Dataset records
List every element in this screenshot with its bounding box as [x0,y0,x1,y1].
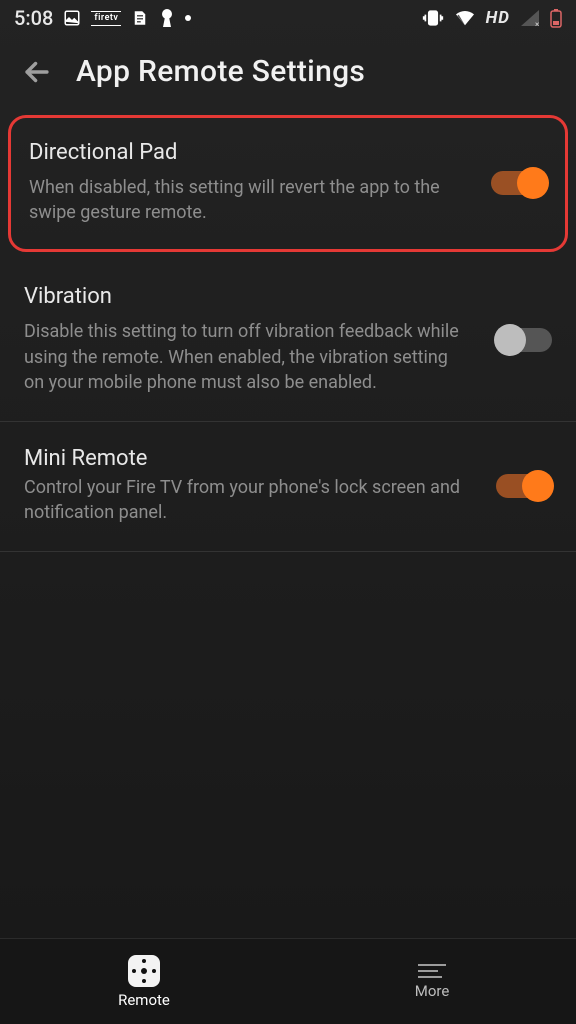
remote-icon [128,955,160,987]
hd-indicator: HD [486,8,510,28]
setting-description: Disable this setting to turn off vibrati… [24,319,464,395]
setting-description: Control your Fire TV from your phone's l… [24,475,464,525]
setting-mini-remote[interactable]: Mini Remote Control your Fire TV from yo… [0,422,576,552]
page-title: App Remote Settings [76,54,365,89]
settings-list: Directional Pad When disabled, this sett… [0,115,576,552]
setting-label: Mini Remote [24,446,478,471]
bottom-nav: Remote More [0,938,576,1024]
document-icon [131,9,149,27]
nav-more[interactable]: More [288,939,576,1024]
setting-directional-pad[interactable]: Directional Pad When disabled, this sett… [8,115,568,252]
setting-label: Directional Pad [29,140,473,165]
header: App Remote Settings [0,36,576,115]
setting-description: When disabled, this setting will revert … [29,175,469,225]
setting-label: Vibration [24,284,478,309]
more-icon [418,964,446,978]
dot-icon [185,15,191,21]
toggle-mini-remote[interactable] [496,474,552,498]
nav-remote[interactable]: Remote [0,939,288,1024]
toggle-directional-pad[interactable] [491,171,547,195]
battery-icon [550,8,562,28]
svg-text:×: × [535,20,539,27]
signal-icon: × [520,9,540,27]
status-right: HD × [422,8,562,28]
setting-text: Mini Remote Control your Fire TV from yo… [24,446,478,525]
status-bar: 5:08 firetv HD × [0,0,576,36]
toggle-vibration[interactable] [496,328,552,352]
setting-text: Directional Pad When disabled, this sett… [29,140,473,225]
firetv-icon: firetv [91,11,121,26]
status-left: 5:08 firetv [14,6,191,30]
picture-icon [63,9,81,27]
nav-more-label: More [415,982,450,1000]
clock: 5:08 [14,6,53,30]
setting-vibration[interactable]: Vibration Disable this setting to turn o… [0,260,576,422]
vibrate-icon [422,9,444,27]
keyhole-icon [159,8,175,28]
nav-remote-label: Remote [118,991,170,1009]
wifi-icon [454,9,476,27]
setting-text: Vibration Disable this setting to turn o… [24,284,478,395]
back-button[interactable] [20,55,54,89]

==

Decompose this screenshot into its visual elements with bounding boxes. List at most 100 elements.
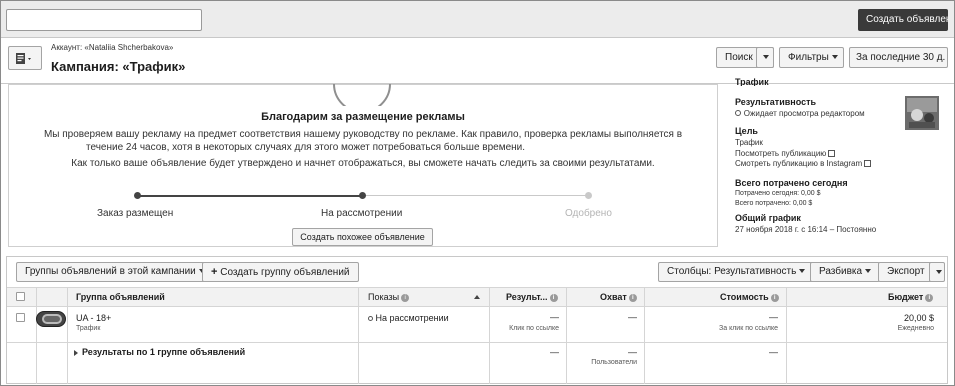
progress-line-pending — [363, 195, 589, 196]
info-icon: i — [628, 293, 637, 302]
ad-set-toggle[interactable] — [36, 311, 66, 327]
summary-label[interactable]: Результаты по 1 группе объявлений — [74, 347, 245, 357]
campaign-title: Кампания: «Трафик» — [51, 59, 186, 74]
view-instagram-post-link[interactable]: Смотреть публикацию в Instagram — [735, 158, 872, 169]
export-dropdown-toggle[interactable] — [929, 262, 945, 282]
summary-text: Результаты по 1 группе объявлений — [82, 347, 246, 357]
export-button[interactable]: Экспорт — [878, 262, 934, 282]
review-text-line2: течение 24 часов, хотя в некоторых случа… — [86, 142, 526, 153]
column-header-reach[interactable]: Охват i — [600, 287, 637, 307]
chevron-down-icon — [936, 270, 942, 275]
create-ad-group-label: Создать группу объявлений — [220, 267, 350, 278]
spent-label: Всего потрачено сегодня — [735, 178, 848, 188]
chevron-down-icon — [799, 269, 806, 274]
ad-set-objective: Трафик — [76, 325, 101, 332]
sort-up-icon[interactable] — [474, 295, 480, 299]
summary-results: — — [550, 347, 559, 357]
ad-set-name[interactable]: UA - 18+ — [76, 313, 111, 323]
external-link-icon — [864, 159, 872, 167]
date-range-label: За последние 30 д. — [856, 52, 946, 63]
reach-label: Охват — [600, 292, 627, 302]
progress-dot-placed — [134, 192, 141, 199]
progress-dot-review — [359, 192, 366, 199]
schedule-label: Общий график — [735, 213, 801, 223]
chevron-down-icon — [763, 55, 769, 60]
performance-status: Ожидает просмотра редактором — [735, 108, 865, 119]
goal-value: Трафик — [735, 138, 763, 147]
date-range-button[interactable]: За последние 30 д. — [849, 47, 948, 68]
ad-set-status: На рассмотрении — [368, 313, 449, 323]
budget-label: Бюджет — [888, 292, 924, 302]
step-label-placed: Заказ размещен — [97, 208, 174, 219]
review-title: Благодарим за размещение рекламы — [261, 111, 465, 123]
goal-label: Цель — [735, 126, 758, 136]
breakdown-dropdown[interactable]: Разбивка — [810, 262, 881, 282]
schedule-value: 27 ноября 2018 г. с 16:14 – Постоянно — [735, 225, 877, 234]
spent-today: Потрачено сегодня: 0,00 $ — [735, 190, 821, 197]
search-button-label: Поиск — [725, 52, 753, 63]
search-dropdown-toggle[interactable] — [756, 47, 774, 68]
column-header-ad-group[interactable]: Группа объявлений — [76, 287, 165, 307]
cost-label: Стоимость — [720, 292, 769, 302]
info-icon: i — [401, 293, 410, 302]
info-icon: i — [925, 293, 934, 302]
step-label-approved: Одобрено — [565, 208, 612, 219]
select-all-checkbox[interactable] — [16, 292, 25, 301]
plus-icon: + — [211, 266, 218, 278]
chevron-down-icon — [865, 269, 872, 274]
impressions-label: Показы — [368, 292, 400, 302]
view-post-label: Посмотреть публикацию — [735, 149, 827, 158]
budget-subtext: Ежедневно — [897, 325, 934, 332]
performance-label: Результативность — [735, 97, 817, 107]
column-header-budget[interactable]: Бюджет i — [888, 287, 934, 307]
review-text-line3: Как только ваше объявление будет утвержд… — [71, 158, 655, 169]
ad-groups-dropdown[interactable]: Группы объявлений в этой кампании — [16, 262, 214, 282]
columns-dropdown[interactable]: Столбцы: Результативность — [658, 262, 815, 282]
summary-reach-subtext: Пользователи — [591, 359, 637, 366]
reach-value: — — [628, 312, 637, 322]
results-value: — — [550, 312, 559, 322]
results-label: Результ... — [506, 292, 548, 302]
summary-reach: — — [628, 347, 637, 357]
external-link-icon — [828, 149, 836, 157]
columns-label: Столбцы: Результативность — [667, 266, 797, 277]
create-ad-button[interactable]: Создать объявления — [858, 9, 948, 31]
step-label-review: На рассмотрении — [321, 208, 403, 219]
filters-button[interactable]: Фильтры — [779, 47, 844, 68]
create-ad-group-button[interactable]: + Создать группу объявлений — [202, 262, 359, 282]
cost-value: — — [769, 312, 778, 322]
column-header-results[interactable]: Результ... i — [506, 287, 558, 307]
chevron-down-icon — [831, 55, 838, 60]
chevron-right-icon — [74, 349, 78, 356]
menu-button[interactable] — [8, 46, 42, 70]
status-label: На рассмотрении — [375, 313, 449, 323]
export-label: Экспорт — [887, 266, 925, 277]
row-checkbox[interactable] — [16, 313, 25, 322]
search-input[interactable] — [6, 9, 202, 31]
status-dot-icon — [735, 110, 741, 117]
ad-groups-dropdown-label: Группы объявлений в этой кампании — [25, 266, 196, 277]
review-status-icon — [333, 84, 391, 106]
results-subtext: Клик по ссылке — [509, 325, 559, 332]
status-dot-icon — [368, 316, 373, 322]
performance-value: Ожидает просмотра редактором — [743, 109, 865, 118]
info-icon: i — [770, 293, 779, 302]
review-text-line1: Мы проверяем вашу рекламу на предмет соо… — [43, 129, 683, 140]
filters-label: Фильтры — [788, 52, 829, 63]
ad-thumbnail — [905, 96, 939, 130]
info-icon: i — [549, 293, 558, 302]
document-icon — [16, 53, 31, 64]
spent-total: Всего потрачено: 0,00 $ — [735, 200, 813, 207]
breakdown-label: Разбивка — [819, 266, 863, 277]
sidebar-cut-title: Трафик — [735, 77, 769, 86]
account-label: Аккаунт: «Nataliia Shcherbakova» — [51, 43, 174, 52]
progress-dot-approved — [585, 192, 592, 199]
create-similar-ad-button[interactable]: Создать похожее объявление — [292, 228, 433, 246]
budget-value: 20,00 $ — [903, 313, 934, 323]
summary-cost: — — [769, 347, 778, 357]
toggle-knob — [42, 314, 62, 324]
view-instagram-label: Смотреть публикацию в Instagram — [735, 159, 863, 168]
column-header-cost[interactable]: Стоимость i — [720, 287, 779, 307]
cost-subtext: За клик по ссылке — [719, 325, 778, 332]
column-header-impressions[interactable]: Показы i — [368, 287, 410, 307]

* * *

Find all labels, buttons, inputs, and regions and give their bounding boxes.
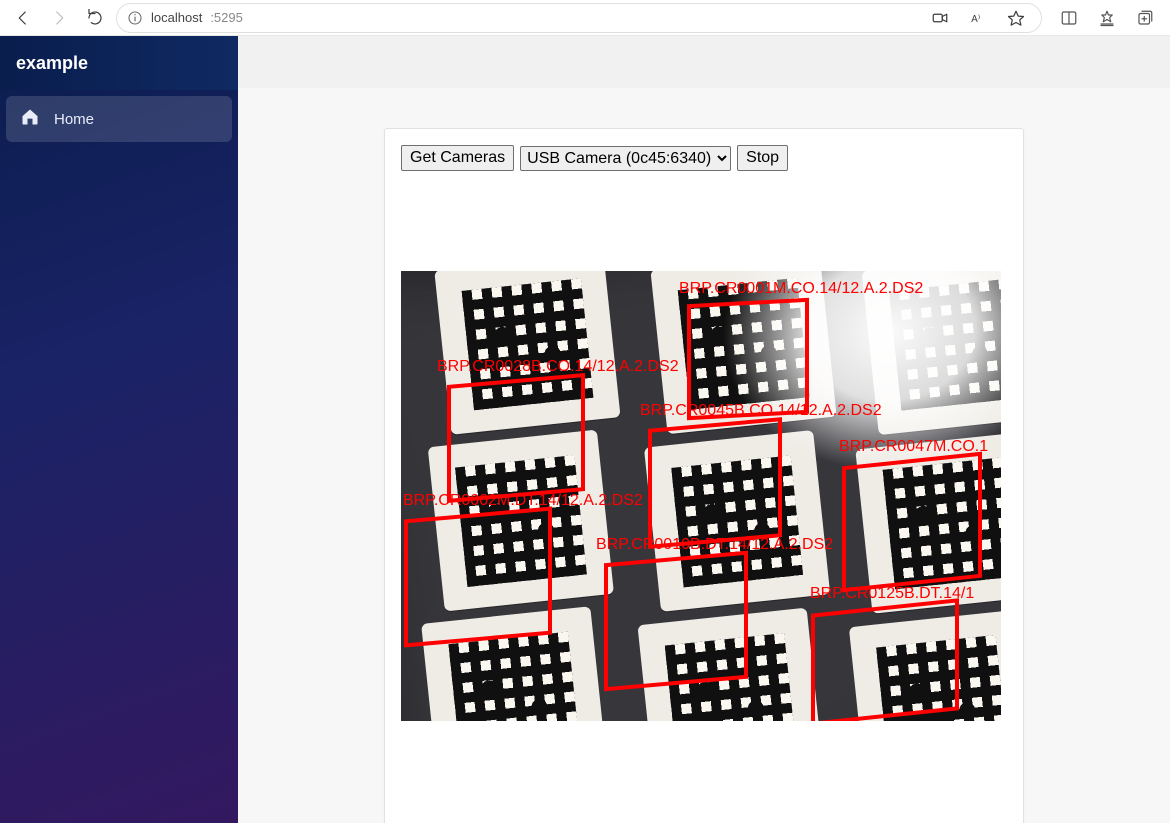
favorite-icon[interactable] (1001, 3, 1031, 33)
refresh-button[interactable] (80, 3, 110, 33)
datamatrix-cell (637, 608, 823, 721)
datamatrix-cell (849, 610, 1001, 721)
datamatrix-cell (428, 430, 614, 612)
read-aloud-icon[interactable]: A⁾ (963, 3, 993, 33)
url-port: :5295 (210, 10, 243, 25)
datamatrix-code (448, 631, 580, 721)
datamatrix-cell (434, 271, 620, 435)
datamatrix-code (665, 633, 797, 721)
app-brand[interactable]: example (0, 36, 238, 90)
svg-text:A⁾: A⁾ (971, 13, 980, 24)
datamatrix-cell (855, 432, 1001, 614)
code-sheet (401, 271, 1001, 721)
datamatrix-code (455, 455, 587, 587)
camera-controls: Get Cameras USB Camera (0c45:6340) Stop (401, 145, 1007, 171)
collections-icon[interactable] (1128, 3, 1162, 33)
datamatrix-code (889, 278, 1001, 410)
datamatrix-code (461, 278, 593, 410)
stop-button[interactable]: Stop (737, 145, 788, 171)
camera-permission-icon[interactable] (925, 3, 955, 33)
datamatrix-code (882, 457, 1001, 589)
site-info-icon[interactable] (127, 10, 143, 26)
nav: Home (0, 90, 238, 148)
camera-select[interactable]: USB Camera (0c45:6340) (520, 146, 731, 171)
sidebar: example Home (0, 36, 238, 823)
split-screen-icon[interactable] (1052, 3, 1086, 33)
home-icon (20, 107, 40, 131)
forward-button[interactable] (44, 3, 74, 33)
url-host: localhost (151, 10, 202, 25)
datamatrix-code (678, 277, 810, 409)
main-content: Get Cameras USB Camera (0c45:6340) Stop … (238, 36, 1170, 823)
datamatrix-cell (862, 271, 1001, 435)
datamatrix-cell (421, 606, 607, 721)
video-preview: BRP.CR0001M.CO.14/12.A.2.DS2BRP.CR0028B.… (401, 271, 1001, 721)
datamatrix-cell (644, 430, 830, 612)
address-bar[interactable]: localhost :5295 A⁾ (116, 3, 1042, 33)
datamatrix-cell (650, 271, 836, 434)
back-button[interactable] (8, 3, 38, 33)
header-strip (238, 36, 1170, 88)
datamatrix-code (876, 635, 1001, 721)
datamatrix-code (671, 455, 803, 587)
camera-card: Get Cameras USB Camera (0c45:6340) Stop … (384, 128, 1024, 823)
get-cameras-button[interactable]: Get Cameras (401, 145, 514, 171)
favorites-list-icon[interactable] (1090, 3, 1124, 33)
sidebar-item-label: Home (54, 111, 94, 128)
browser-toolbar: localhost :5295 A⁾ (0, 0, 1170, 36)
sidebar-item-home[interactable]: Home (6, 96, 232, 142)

> _Task details_:
Copy out the lines of the records verbatim, starting at the line that contains "remote-icon [128,955,160,987]" and ending after the line that contains "battery-icon [550,8,562,28]".

> _Worked answer_:
remote-icon [128,955,160,987]
hd-indicator: HD [486,8,510,28]
setting-description: Disable this setting to turn off vibrati… [24,319,464,395]
setting-description: Control your Fire TV from your phone's l… [24,475,464,525]
setting-mini-remote[interactable]: Mini Remote Control your Fire TV from yo… [0,422,576,552]
page-title: App Remote Settings [76,54,365,89]
settings-list: Directional Pad When disabled, this sett… [0,115,576,552]
setting-label: Mini Remote [24,446,478,471]
bottom-nav: Remote More [0,938,576,1024]
document-icon [131,9,149,27]
nav-more[interactable]: More [288,939,576,1024]
setting-directional-pad[interactable]: Directional Pad When disabled, this sett… [8,115,568,252]
setting-label: Directional Pad [29,140,473,165]
header: App Remote Settings [0,36,576,115]
setting-description: When disabled, this setting will revert … [29,175,469,225]
setting-label: Vibration [24,284,478,309]
more-icon [418,964,446,978]
dot-icon [185,15,191,21]
toggle-mini-remote[interactable] [496,474,552,498]
nav-remote[interactable]: Remote [0,939,288,1024]
toggle-directional-pad[interactable] [491,171,547,195]
battery-icon [550,8,562,28]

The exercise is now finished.